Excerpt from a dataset
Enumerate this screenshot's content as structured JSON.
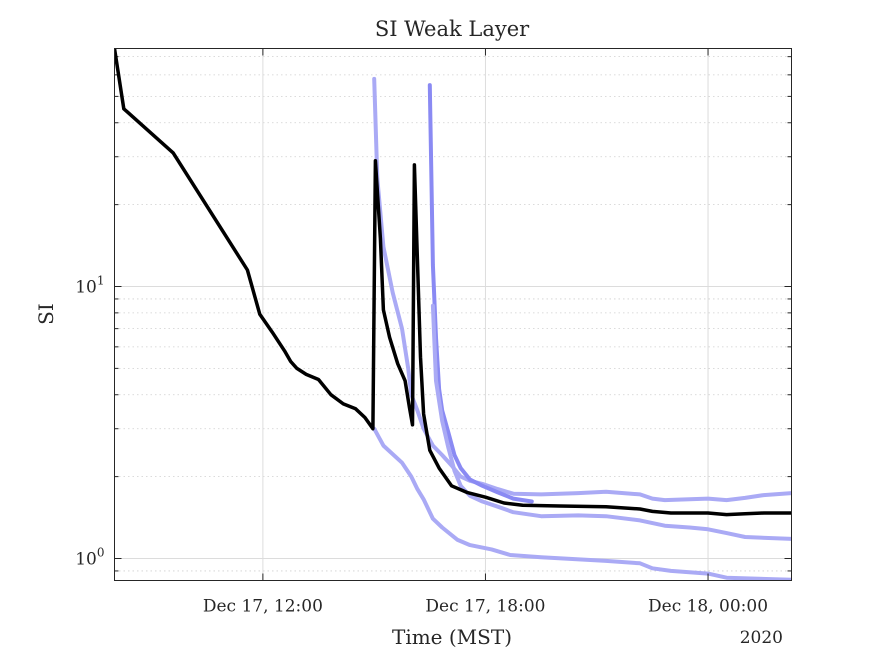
{
  "chart_data": {
    "type": "line",
    "title": "SI Weak Layer",
    "xlabel": "Time (MST)",
    "ylabel": "SI",
    "x_year_label": "2020",
    "y_scale": "log",
    "ylim": [
      0.83,
      75
    ],
    "xlim": [
      "2020-12-17 08:00",
      "2020-12-18 02:15"
    ],
    "x_ticks": [
      {
        "value": "2020-12-17 12:00",
        "label": "Dec 17, 12:00"
      },
      {
        "value": "2020-12-17 18:00",
        "label": "Dec 17, 18:00"
      },
      {
        "value": "2020-12-18 00:00",
        "label": "Dec 18, 00:00"
      }
    ],
    "y_ticks": [
      {
        "value": 1,
        "base": "10",
        "exp": "0"
      },
      {
        "value": 10,
        "base": "10",
        "exp": "1"
      }
    ],
    "grid": true,
    "series": [
      {
        "color": "#aaaaf5",
        "points": [
          [
            "2020-12-17 15:00",
            58
          ],
          [
            "2020-12-17 15:05",
            25
          ],
          [
            "2020-12-17 15:15",
            14
          ],
          [
            "2020-12-17 15:30",
            9.5
          ],
          [
            "2020-12-17 15:45",
            7
          ],
          [
            "2020-12-17 15:55",
            5
          ],
          [
            "2020-12-17 16:00",
            4
          ],
          [
            "2020-12-17 16:10",
            3.5
          ],
          [
            "2020-12-17 16:20",
            3.0
          ],
          [
            "2020-12-17 16:35",
            2.6
          ],
          [
            "2020-12-17 16:50",
            2.4
          ],
          [
            "2020-12-17 17:05",
            2.2
          ],
          [
            "2020-12-17 17:20",
            2.0
          ],
          [
            "2020-12-17 17:35",
            1.93
          ],
          [
            "2020-12-17 17:55",
            1.88
          ],
          [
            "2020-12-17 18:20",
            1.8
          ],
          [
            "2020-12-17 18:45",
            1.73
          ],
          [
            "2020-12-17 19:30",
            1.72
          ],
          [
            "2020-12-17 20:30",
            1.74
          ],
          [
            "2020-12-17 21:15",
            1.76
          ],
          [
            "2020-12-17 22:10",
            1.72
          ],
          [
            "2020-12-17 22:30",
            1.66
          ],
          [
            "2020-12-17 22:50",
            1.64
          ],
          [
            "2020-12-17 23:30",
            1.65
          ],
          [
            "2020-12-18 00:00",
            1.66
          ],
          [
            "2020-12-18 00:30",
            1.64
          ],
          [
            "2020-12-18 01:00",
            1.67
          ],
          [
            "2020-12-18 01:30",
            1.71
          ],
          [
            "2020-12-18 02:15",
            1.74
          ]
        ]
      },
      {
        "color": "#aaaaf5",
        "points": [
          [
            "2020-12-17 15:00",
            3.0
          ],
          [
            "2020-12-17 15:15",
            2.6
          ],
          [
            "2020-12-17 15:45",
            2.25
          ],
          [
            "2020-12-17 16:00",
            2.0
          ],
          [
            "2020-12-17 16:10",
            1.8
          ],
          [
            "2020-12-17 16:20",
            1.65
          ],
          [
            "2020-12-17 16:35",
            1.4
          ],
          [
            "2020-12-17 16:50",
            1.3
          ],
          [
            "2020-12-17 17:15",
            1.17
          ],
          [
            "2020-12-17 17:35",
            1.12
          ],
          [
            "2020-12-17 18:10",
            1.08
          ],
          [
            "2020-12-17 18:40",
            1.03
          ],
          [
            "2020-12-17 19:30",
            1.01
          ],
          [
            "2020-12-17 21:15",
            0.98
          ],
          [
            "2020-12-17 22:10",
            0.96
          ],
          [
            "2020-12-17 22:30",
            0.92
          ],
          [
            "2020-12-17 23:00",
            0.9
          ],
          [
            "2020-12-18 00:00",
            0.88
          ],
          [
            "2020-12-18 00:30",
            0.85
          ],
          [
            "2020-12-18 02:15",
            0.835
          ]
        ]
      },
      {
        "color": "#8a8af3",
        "points": [
          [
            "2020-12-17 16:30",
            55
          ],
          [
            "2020-12-17 16:35",
            12
          ],
          [
            "2020-12-17 16:40",
            6.5
          ],
          [
            "2020-12-17 16:45",
            4.2
          ],
          [
            "2020-12-17 16:50",
            3.5
          ],
          [
            "2020-12-17 17:00",
            2.9
          ],
          [
            "2020-12-17 17:10",
            2.4
          ],
          [
            "2020-12-17 17:20",
            2.15
          ],
          [
            "2020-12-17 17:35",
            1.95
          ],
          [
            "2020-12-17 17:55",
            1.85
          ],
          [
            "2020-12-17 18:20",
            1.75
          ],
          [
            "2020-12-17 18:45",
            1.66
          ],
          [
            "2020-12-17 19:15",
            1.62
          ]
        ]
      },
      {
        "color": "#aaaaf5",
        "points": [
          [
            "2020-12-17 16:35",
            8.5
          ],
          [
            "2020-12-17 16:40",
            4.5
          ],
          [
            "2020-12-17 16:50",
            3.2
          ],
          [
            "2020-12-17 17:00",
            2.55
          ],
          [
            "2020-12-17 17:10",
            2.1
          ],
          [
            "2020-12-17 17:20",
            1.85
          ],
          [
            "2020-12-17 17:35",
            1.7
          ],
          [
            "2020-12-17 17:55",
            1.62
          ],
          [
            "2020-12-17 18:20",
            1.55
          ],
          [
            "2020-12-17 18:45",
            1.48
          ],
          [
            "2020-12-17 19:30",
            1.43
          ],
          [
            "2020-12-17 20:30",
            1.44
          ],
          [
            "2020-12-17 21:15",
            1.43
          ],
          [
            "2020-12-17 22:10",
            1.38
          ],
          [
            "2020-12-17 22:50",
            1.32
          ],
          [
            "2020-12-17 23:30",
            1.3
          ],
          [
            "2020-12-18 00:00",
            1.28
          ],
          [
            "2020-12-18 00:30",
            1.24
          ],
          [
            "2020-12-18 01:00",
            1.2
          ],
          [
            "2020-12-18 02:15",
            1.18
          ]
        ]
      },
      {
        "color": "#000000",
        "points": [
          [
            "2020-12-17 08:00",
            75
          ],
          [
            "2020-12-17 08:15",
            45
          ],
          [
            "2020-12-17 09:35",
            31
          ],
          [
            "2020-12-17 11:35",
            11.5
          ],
          [
            "2020-12-17 11:55",
            7.9
          ],
          [
            "2020-12-17 12:15",
            6.8
          ],
          [
            "2020-12-17 12:35",
            5.8
          ],
          [
            "2020-12-17 12:45",
            5.3
          ],
          [
            "2020-12-17 12:55",
            5.0
          ],
          [
            "2020-12-17 13:10",
            4.75
          ],
          [
            "2020-12-17 13:30",
            4.55
          ],
          [
            "2020-12-17 13:50",
            4.0
          ],
          [
            "2020-12-17 14:10",
            3.7
          ],
          [
            "2020-12-17 14:30",
            3.55
          ],
          [
            "2020-12-17 14:45",
            3.3
          ],
          [
            "2020-12-17 14:58",
            3.0
          ],
          [
            "2020-12-17 15:02",
            29
          ],
          [
            "2020-12-17 15:10",
            15
          ],
          [
            "2020-12-17 15:15",
            8.2
          ],
          [
            "2020-12-17 15:25",
            6.5
          ],
          [
            "2020-12-17 15:38",
            5.2
          ],
          [
            "2020-12-17 15:50",
            4.5
          ],
          [
            "2020-12-17 15:57",
            3.6
          ],
          [
            "2020-12-17 16:02",
            3.1
          ],
          [
            "2020-12-17 16:05",
            28
          ],
          [
            "2020-12-17 16:15",
            5.5
          ],
          [
            "2020-12-17 16:20",
            3.4
          ],
          [
            "2020-12-17 16:30",
            2.5
          ],
          [
            "2020-12-17 16:45",
            2.15
          ],
          [
            "2020-12-17 17:05",
            1.85
          ],
          [
            "2020-12-17 17:30",
            1.75
          ],
          [
            "2020-12-17 18:00",
            1.68
          ],
          [
            "2020-12-17 18:30",
            1.6
          ],
          [
            "2020-12-17 19:00",
            1.57
          ],
          [
            "2020-12-17 20:00",
            1.56
          ],
          [
            "2020-12-17 21:15",
            1.55
          ],
          [
            "2020-12-17 22:10",
            1.52
          ],
          [
            "2020-12-17 22:30",
            1.49
          ],
          [
            "2020-12-17 23:00",
            1.47
          ],
          [
            "2020-12-18 00:00",
            1.47
          ],
          [
            "2020-12-18 00:30",
            1.45
          ],
          [
            "2020-12-18 01:00",
            1.46
          ],
          [
            "2020-12-18 01:30",
            1.47
          ],
          [
            "2020-12-18 02:15",
            1.47
          ]
        ]
      }
    ]
  }
}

_WHAT YOU SHOULD DO:_
Find the lines above holding the word "value" and show them.

_EXERCISE SOLUTION:_
        "value": "2020-12-17 12:00",
        "value": "2020-12-17 18:00",
        "value": "2020-12-18 00:00",
        "value": 1,
        "value": 10,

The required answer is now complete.